(Task to complete) Print every entry, word for word, and skip the images.
Start Available data
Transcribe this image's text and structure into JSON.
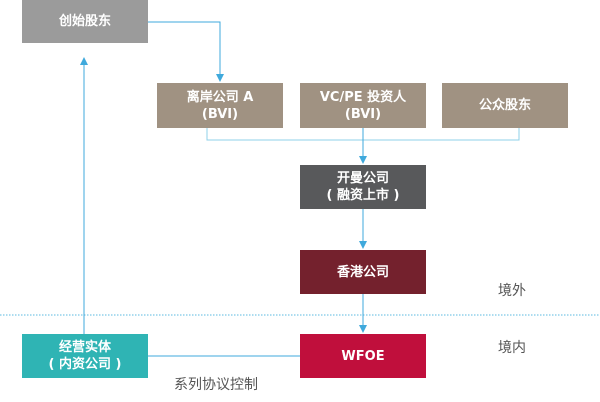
{
  "diagram": {
    "nodes": {
      "founders": {
        "lines": [
          "创始股东"
        ],
        "color": "#9b9b9b"
      },
      "offshore_a": {
        "lines": [
          "离岸公司 A",
          "(BVI)"
        ],
        "color": "#a09282"
      },
      "vcpe": {
        "lines": [
          "VC/PE 投资人",
          "(BVI)"
        ],
        "color": "#a09282"
      },
      "public": {
        "lines": [
          "公众股东"
        ],
        "color": "#a09282"
      },
      "cayman": {
        "lines": [
          "开曼公司",
          "( 融资上市 )"
        ],
        "color": "#58595b"
      },
      "hk": {
        "lines": [
          "香港公司"
        ],
        "color": "#74212d"
      },
      "wfoe": {
        "lines": [
          "WFOE"
        ],
        "color": "#c00f3c"
      },
      "opco": {
        "lines": [
          "经营实体",
          "( 内资公司 )"
        ],
        "color": "#2fb4b4"
      }
    },
    "labels": {
      "offshore": "境外",
      "onshore": "境内",
      "vie": "系列协议控制"
    },
    "edges": [
      {
        "from": "founders",
        "to": "offshore_a"
      },
      {
        "from": "offshore_a",
        "to": "cayman"
      },
      {
        "from": "vcpe",
        "to": "cayman"
      },
      {
        "from": "public",
        "to": "cayman"
      },
      {
        "from": "cayman",
        "to": "hk"
      },
      {
        "from": "hk",
        "to": "wfoe"
      },
      {
        "from": "wfoe",
        "to": "opco",
        "label": "系列协议控制"
      },
      {
        "from": "opco",
        "to": "founders"
      }
    ],
    "line_color": "#3fa9dc",
    "divider_color": "#7cc7e6"
  }
}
End Available data
(Completed task)
Transcribe this image's text and structure into JSON.
{
  "diagram": {
    "nodes": {
      "founders": {
        "lines": [
          "创始股东"
        ],
        "color": "#9b9b9b"
      },
      "offshore_a": {
        "lines": [
          "离岸公司 A",
          "(BVI)"
        ],
        "color": "#a09282"
      },
      "vcpe": {
        "lines": [
          "VC/PE 投资人",
          "(BVI)"
        ],
        "color": "#a09282"
      },
      "public": {
        "lines": [
          "公众股东"
        ],
        "color": "#a09282"
      },
      "cayman": {
        "lines": [
          "开曼公司",
          "( 融资上市 )"
        ],
        "color": "#58595b"
      },
      "hk": {
        "lines": [
          "香港公司"
        ],
        "color": "#74212d"
      },
      "wfoe": {
        "lines": [
          "WFOE"
        ],
        "color": "#c00f3c"
      },
      "opco": {
        "lines": [
          "经营实体",
          "( 内资公司 )"
        ],
        "color": "#2fb4b4"
      }
    },
    "labels": {
      "offshore": "境外",
      "onshore": "境内",
      "vie": "系列协议控制"
    },
    "edges": [
      {
        "from": "founders",
        "to": "offshore_a"
      },
      {
        "from": "offshore_a",
        "to": "cayman"
      },
      {
        "from": "vcpe",
        "to": "cayman"
      },
      {
        "from": "public",
        "to": "cayman"
      },
      {
        "from": "cayman",
        "to": "hk"
      },
      {
        "from": "hk",
        "to": "wfoe"
      },
      {
        "from": "wfoe",
        "to": "opco",
        "label": "系列协议控制"
      },
      {
        "from": "opco",
        "to": "founders"
      }
    ],
    "line_color": "#3fa9dc",
    "divider_color": "#7cc7e6"
  }
}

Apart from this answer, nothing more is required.